▸ Input data

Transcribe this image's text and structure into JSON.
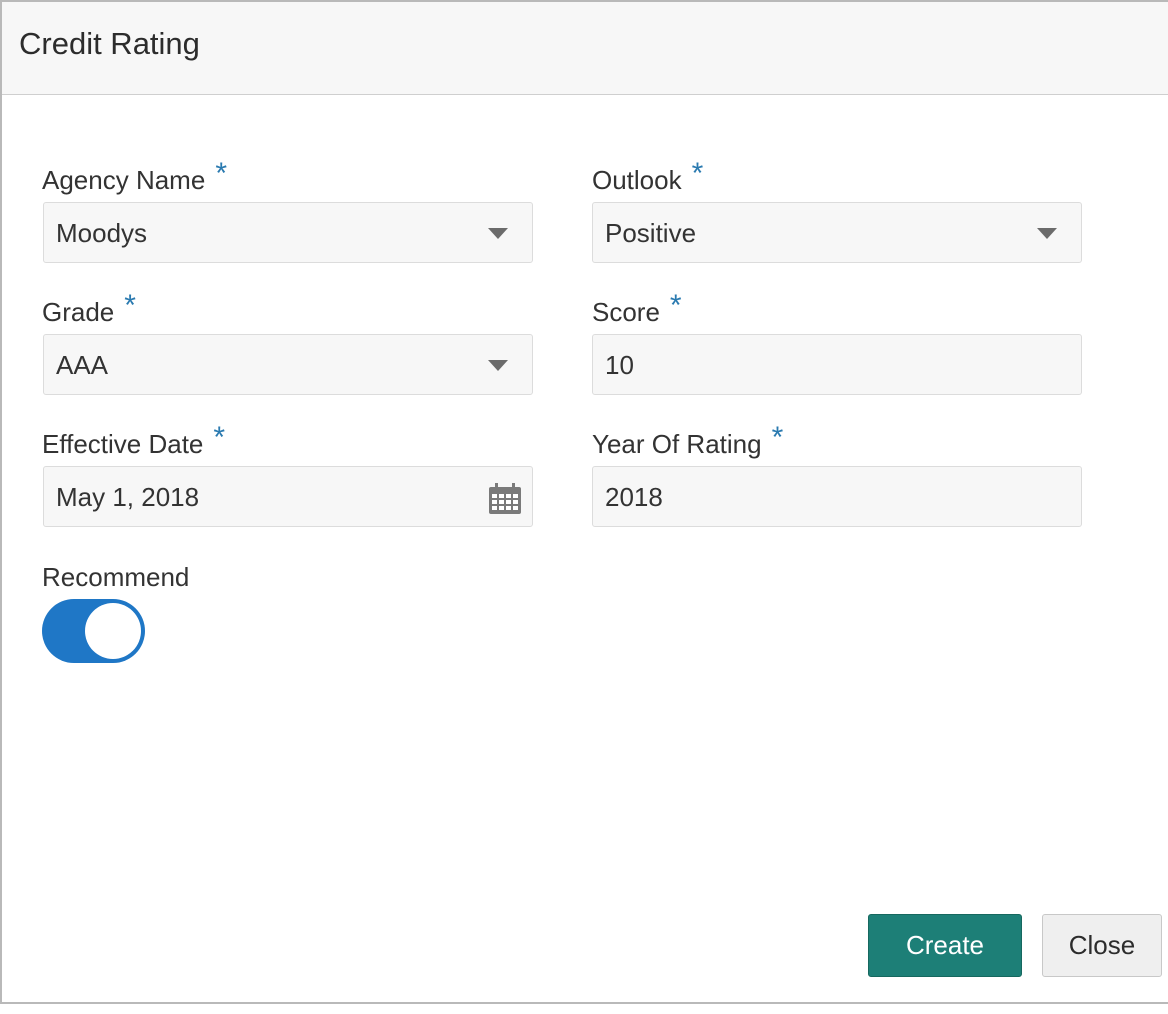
{
  "dialog": {
    "title": "Credit Rating"
  },
  "fields": {
    "agency_name": {
      "label": "Agency Name",
      "required_mark": "*",
      "value": "Moodys"
    },
    "outlook": {
      "label": "Outlook",
      "required_mark": "*",
      "value": "Positive"
    },
    "grade": {
      "label": "Grade",
      "required_mark": "*",
      "value": "AAA"
    },
    "score": {
      "label": "Score",
      "required_mark": "*",
      "value": "10"
    },
    "effective_date": {
      "label": "Effective Date",
      "required_mark": "*",
      "value": "May 1, 2018"
    },
    "year_of_rating": {
      "label": "Year Of Rating",
      "required_mark": "*",
      "value": "2018"
    },
    "recommend": {
      "label": "Recommend",
      "checked": true
    }
  },
  "buttons": {
    "create_label": "Create",
    "close_label": "Close"
  },
  "colors": {
    "required_mark": "#2a7ab0",
    "toggle_on": "#1f77c6",
    "create_button": "#1d7f77"
  }
}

▸ Your instructions
With the pictures omitted, reproduce the records in full and exactly.

▸ Written response
Transcribe this image's text and structure into JSON.
{
  "dialog": {
    "title": "Credit Rating"
  },
  "fields": {
    "agency_name": {
      "label": "Agency Name",
      "required_mark": "*",
      "value": "Moodys"
    },
    "outlook": {
      "label": "Outlook",
      "required_mark": "*",
      "value": "Positive"
    },
    "grade": {
      "label": "Grade",
      "required_mark": "*",
      "value": "AAA"
    },
    "score": {
      "label": "Score",
      "required_mark": "*",
      "value": "10"
    },
    "effective_date": {
      "label": "Effective Date",
      "required_mark": "*",
      "value": "May 1, 2018"
    },
    "year_of_rating": {
      "label": "Year Of Rating",
      "required_mark": "*",
      "value": "2018"
    },
    "recommend": {
      "label": "Recommend",
      "checked": true
    }
  },
  "buttons": {
    "create_label": "Create",
    "close_label": "Close"
  },
  "colors": {
    "required_mark": "#2a7ab0",
    "toggle_on": "#1f77c6",
    "create_button": "#1d7f77"
  }
}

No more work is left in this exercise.